* **Your task**
Spot each line that carries the word "полномочий"; copy those lines.

* **Records for this task**
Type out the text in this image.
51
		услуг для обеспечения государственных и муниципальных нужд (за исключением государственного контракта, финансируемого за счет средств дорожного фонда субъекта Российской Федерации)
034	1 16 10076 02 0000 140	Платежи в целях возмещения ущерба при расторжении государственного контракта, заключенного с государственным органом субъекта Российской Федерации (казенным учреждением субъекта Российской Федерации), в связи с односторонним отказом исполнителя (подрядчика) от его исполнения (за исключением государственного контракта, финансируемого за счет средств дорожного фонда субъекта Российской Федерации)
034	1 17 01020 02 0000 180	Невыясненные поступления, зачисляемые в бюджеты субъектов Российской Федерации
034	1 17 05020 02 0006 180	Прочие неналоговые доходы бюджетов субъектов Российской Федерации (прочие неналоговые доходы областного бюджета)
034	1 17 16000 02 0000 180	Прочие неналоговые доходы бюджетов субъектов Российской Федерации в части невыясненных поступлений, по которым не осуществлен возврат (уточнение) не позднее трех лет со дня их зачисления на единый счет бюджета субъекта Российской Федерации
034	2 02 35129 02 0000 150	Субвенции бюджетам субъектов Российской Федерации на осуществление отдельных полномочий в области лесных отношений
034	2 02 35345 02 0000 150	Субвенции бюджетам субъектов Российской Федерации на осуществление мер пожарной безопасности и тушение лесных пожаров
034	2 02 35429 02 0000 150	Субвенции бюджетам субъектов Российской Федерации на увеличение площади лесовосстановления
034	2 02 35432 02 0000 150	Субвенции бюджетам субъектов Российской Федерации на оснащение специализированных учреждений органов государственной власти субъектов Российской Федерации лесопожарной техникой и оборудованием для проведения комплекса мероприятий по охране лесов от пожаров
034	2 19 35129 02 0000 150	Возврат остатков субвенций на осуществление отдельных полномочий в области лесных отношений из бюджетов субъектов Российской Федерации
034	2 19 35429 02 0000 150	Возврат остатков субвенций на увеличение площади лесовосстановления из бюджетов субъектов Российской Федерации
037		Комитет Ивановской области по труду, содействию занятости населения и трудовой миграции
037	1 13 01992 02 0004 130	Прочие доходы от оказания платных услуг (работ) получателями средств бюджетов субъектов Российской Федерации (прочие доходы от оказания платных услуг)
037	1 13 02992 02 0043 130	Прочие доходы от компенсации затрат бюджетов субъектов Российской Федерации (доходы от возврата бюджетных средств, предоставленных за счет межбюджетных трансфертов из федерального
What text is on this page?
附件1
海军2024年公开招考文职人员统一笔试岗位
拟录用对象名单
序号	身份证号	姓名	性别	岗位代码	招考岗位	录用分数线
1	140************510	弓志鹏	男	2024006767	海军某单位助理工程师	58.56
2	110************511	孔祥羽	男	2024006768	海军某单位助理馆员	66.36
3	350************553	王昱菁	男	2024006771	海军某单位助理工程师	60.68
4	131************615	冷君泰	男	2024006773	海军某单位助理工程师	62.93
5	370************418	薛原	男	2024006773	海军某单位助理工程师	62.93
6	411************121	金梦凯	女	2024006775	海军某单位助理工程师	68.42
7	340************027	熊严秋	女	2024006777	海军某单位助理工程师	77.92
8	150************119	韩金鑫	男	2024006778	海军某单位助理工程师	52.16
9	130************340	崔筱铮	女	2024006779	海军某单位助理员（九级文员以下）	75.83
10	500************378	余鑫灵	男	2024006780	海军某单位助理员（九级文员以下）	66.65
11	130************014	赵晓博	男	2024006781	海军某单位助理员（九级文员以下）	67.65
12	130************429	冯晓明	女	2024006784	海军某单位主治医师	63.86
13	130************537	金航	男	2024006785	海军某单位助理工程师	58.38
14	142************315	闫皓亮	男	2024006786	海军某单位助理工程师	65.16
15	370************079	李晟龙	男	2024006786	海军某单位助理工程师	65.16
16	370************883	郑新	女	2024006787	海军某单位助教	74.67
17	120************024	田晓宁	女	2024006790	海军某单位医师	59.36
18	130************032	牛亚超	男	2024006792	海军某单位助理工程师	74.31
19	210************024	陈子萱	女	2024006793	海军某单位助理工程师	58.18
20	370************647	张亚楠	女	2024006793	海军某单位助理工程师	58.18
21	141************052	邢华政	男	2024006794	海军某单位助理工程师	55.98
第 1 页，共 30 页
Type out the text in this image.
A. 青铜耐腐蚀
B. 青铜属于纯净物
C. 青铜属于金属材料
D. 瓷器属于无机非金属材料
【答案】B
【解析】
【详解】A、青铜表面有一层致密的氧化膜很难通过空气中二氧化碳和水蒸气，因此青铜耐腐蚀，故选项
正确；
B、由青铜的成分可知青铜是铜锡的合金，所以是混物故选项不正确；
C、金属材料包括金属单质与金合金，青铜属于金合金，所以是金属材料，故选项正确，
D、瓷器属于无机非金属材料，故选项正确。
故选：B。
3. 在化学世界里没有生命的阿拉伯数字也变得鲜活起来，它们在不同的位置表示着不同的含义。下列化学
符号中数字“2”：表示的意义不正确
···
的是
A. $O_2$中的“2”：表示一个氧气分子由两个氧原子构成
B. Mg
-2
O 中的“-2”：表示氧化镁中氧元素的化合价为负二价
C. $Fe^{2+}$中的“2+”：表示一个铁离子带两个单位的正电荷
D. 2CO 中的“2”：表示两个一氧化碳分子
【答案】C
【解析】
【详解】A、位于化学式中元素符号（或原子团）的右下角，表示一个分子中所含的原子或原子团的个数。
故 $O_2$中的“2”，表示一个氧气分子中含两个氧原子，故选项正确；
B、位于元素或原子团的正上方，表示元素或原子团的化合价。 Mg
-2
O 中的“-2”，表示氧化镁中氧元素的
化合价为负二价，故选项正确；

* **Solution to the exercise**
034	2 02 35129 02 0000 150	Субвенции бюджетам субъектов Российской Федерации на осуществление отдельных полномочий в области лесных отношений
034	2 19 35129 02 0000 150	Возврат остатков субвенций на осуществление отдельных полномочий в области лесных отношений из бюджетов субъектов Российской Федерации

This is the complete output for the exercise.